WHAT YOU SHOULD DO: Locate the word "свога" in the entries below, then gather every line that holds it.

-- start SUPPLIED MATERIAL --

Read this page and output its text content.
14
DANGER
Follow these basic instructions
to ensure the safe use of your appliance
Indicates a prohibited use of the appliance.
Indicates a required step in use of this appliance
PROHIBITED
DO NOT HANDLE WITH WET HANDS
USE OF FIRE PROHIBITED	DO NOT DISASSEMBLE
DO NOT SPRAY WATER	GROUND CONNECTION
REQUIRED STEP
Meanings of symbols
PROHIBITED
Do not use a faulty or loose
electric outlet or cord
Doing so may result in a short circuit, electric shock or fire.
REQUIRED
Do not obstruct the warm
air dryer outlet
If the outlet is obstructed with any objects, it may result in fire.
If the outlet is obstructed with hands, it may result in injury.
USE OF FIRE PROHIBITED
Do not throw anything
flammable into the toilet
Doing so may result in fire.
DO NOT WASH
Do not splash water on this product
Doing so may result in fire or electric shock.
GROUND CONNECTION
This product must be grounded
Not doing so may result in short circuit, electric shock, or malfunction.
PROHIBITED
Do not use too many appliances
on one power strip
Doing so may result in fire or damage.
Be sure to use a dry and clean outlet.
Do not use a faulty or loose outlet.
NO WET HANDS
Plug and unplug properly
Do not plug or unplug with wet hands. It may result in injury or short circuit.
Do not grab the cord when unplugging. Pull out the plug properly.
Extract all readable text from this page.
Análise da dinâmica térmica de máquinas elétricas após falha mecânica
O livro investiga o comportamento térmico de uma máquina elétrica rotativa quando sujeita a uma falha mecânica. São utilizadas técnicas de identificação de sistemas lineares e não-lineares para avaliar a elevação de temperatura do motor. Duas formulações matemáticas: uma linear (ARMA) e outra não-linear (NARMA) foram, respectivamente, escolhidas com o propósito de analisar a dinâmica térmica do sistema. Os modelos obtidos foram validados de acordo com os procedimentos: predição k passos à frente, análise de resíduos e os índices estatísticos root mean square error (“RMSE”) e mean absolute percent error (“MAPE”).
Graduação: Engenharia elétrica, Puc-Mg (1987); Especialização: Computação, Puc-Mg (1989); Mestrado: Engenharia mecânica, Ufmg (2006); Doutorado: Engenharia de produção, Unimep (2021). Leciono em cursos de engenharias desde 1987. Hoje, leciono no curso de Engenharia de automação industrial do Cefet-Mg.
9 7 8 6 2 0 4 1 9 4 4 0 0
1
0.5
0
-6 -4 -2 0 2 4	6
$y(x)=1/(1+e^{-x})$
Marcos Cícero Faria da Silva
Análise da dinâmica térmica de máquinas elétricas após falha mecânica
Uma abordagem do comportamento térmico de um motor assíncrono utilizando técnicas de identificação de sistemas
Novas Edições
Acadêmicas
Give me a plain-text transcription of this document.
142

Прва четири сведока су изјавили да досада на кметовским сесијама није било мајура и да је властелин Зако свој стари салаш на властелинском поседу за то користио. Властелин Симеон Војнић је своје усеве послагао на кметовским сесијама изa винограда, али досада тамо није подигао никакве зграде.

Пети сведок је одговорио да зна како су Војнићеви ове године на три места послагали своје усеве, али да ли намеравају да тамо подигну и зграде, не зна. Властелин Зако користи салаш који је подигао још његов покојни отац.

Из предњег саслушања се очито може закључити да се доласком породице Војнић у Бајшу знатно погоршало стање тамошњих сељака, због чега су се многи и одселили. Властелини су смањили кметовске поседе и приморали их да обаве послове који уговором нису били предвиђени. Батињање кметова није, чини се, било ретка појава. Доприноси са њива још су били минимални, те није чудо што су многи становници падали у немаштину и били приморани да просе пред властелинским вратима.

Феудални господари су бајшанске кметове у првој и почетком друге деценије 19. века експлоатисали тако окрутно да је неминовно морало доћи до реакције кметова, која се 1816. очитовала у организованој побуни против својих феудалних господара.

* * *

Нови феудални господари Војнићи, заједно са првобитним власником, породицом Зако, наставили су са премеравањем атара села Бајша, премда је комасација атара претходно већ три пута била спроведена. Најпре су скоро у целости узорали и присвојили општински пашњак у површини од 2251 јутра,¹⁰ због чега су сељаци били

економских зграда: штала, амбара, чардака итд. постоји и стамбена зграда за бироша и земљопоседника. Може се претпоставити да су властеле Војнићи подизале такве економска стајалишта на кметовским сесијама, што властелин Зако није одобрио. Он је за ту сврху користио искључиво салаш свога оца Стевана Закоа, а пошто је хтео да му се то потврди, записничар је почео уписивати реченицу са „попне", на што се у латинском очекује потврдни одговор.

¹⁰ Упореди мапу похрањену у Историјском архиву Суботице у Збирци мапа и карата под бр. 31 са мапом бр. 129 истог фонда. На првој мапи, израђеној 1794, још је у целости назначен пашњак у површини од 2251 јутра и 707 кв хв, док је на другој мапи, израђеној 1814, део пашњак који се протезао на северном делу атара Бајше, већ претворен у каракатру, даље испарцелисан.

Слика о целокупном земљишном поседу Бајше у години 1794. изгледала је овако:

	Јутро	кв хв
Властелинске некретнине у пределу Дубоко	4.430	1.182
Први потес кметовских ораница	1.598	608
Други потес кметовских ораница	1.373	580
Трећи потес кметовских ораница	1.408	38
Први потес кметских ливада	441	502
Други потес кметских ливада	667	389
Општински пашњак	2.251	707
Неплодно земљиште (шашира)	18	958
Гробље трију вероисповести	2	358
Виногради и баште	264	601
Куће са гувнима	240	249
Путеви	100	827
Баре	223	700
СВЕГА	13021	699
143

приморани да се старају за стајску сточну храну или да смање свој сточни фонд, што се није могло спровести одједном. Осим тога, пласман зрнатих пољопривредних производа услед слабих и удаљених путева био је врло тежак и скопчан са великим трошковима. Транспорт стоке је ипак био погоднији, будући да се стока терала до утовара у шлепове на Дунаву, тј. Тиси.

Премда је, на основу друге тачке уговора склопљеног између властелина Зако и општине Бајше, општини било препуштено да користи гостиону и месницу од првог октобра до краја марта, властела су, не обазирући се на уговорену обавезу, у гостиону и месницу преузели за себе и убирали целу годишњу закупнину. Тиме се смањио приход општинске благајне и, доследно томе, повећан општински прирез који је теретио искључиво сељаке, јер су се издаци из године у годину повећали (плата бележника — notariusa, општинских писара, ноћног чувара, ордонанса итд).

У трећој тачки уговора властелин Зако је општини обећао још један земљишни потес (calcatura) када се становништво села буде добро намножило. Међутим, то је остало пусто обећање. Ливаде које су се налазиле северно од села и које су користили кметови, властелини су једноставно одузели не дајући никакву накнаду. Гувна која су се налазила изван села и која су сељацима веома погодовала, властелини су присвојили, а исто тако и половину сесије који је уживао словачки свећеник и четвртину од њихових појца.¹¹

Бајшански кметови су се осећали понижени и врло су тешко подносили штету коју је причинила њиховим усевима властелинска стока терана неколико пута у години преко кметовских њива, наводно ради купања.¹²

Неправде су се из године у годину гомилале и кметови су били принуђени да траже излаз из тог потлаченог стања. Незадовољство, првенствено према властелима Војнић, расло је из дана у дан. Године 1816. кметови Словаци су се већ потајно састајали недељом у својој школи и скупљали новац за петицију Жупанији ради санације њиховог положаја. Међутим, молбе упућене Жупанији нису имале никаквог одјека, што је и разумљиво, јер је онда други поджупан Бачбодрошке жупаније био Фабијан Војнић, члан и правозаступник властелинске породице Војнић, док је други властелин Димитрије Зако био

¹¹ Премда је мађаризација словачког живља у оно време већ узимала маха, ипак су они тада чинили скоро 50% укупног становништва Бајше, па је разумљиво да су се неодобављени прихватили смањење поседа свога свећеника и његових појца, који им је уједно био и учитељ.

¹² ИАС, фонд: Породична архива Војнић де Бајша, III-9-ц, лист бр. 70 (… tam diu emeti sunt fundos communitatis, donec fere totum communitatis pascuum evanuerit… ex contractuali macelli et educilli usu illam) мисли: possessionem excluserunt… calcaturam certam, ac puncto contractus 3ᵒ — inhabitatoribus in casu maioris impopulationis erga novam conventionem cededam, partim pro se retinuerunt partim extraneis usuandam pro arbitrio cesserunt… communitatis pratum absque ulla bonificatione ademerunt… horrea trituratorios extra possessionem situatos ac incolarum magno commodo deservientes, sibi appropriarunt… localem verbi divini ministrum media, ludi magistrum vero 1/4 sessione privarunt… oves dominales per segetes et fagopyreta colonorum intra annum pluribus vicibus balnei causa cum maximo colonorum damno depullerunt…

-- end SUPPLIED MATERIAL --

TASK RESPONSE:
економских зграда: штала, амбара, чардака итд. постоји и стамбена зграда за бироша и земљопоседника. Може се претпоставити да су властеле Војнићи подизале такве економска стајалишта на кметовским сесијама, што властелин Зако није одобрио. Он је за ту сврху користио искључиво салаш свога оца Стевана Закоа, а пошто је хтео да му се то потврди, записничар је почео уписивати реченицу са „попне", на што се у латинском очекује потврдни одговор.
¹¹ Премда је мађаризација словачког живља у оно време већ узимала маха, ипак су они тада чинили скоро 50% укупног становништва Бајше, па је разумљиво да су се неодобављени прихватили смањење поседа свога свећеника и његових појца, који им је уједно био и учитељ.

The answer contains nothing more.